* begin Source data *
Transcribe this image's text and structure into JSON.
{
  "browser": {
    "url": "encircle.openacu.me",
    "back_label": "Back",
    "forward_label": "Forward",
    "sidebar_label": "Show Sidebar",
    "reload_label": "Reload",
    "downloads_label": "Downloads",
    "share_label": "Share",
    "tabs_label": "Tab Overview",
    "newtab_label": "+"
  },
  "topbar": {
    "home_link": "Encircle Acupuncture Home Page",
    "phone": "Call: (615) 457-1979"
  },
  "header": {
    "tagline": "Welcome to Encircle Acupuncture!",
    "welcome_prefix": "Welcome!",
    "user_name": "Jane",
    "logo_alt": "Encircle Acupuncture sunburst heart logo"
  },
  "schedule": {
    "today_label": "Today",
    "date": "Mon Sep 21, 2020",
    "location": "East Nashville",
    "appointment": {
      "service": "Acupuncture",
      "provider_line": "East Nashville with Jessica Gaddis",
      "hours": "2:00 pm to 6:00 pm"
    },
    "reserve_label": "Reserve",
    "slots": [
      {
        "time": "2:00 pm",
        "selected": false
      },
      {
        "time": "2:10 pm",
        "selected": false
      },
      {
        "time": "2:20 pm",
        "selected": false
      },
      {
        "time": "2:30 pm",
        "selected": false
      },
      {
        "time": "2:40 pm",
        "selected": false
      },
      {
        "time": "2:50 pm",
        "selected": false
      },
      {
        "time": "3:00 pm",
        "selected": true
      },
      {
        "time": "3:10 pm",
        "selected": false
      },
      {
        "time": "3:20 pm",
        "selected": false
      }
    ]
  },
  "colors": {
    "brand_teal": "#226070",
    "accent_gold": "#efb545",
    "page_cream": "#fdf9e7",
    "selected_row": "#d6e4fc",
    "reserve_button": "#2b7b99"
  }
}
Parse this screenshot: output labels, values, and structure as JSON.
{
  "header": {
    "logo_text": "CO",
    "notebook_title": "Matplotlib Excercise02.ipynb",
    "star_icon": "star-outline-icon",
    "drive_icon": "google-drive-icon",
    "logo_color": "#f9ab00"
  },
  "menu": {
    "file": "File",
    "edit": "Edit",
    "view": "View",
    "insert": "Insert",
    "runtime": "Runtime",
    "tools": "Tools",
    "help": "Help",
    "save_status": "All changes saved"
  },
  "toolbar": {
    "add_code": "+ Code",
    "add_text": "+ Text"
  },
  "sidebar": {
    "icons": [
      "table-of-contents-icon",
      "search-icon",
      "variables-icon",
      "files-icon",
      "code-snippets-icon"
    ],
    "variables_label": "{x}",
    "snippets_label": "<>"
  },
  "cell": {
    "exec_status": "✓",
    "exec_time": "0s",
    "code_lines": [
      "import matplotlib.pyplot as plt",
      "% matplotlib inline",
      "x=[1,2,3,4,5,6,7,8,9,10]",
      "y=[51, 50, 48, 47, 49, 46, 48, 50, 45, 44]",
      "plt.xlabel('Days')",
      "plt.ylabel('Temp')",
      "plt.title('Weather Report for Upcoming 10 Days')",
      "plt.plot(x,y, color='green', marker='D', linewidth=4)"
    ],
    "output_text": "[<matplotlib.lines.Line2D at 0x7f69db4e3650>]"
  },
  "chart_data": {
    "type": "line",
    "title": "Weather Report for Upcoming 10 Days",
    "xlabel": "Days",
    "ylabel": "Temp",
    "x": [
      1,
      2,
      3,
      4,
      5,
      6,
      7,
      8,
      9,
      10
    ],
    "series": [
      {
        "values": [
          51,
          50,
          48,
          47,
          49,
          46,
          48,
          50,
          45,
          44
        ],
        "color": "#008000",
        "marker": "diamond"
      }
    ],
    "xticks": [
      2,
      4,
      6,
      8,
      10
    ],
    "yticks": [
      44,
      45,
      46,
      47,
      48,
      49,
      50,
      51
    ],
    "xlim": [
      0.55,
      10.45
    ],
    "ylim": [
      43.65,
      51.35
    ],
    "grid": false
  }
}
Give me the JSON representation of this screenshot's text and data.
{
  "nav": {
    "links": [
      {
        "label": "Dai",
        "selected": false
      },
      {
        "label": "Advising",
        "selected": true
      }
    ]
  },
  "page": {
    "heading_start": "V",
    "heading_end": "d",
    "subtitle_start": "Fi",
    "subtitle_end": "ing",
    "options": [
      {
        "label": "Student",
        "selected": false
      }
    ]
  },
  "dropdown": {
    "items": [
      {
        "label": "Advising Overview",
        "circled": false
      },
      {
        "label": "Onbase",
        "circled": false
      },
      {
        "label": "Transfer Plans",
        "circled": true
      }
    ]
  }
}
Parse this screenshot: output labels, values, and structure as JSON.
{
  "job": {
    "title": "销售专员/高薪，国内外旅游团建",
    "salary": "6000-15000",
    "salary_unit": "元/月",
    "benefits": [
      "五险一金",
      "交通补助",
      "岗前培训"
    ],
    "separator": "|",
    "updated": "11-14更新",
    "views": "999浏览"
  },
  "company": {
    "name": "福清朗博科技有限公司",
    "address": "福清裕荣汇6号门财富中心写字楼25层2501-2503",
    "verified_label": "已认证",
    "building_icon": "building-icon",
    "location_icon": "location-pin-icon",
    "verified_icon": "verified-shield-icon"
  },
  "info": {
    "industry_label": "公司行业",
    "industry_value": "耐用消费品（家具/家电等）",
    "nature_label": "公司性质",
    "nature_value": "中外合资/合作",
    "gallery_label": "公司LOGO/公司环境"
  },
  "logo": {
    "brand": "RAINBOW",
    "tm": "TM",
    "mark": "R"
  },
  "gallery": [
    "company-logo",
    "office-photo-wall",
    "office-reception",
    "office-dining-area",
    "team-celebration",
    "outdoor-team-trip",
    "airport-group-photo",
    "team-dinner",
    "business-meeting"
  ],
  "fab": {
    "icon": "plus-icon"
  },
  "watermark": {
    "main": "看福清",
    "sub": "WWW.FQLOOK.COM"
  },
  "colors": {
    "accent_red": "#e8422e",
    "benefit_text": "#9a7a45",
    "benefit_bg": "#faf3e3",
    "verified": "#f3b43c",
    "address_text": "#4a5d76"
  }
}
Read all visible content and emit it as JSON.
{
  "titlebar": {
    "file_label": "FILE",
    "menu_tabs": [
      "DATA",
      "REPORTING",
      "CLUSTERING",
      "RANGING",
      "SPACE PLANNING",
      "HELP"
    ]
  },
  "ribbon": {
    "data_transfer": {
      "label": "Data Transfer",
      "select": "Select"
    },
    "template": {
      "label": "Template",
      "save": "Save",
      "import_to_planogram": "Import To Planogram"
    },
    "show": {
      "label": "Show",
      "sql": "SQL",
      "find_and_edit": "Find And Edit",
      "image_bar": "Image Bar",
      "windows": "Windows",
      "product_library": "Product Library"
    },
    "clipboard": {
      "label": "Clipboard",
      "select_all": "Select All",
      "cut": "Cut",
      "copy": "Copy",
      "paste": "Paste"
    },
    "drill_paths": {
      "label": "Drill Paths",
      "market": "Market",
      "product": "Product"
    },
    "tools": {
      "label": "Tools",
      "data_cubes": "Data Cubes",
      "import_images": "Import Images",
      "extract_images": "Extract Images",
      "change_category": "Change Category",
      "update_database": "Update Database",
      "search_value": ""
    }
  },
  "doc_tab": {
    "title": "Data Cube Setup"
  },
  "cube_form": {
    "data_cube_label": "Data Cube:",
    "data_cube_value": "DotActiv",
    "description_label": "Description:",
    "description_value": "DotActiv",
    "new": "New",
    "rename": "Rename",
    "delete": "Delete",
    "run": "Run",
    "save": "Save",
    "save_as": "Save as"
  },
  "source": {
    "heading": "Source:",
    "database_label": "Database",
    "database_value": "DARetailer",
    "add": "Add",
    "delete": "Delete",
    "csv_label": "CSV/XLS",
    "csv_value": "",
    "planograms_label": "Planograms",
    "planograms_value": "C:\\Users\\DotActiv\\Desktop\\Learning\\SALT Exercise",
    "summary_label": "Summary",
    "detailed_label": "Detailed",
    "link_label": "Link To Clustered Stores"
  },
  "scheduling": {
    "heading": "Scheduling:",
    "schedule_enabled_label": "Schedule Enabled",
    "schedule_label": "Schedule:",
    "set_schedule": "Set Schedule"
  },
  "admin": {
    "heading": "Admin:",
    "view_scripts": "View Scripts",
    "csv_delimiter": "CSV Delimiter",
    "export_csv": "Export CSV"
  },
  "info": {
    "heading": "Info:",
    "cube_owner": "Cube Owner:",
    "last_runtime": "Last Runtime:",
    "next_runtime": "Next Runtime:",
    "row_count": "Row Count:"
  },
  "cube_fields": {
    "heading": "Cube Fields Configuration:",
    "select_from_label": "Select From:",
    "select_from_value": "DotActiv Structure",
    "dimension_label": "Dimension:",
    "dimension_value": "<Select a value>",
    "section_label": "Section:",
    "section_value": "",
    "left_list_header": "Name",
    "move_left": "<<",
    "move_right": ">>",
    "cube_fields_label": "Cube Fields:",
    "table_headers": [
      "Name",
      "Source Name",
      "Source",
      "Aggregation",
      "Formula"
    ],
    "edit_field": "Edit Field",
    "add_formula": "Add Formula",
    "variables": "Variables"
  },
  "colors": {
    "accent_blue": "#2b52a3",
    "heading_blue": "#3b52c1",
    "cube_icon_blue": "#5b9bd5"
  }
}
* end Source data *
Directions for this task
Search the data for the string "Days". List each line that has it.

Reply to the task
      "plt.xlabel('Days')",
      "plt.title('Weather Report for Upcoming 10 Days')",
    "title": "Weather Report for Upcoming 10 Days",
    "xlabel": "Days",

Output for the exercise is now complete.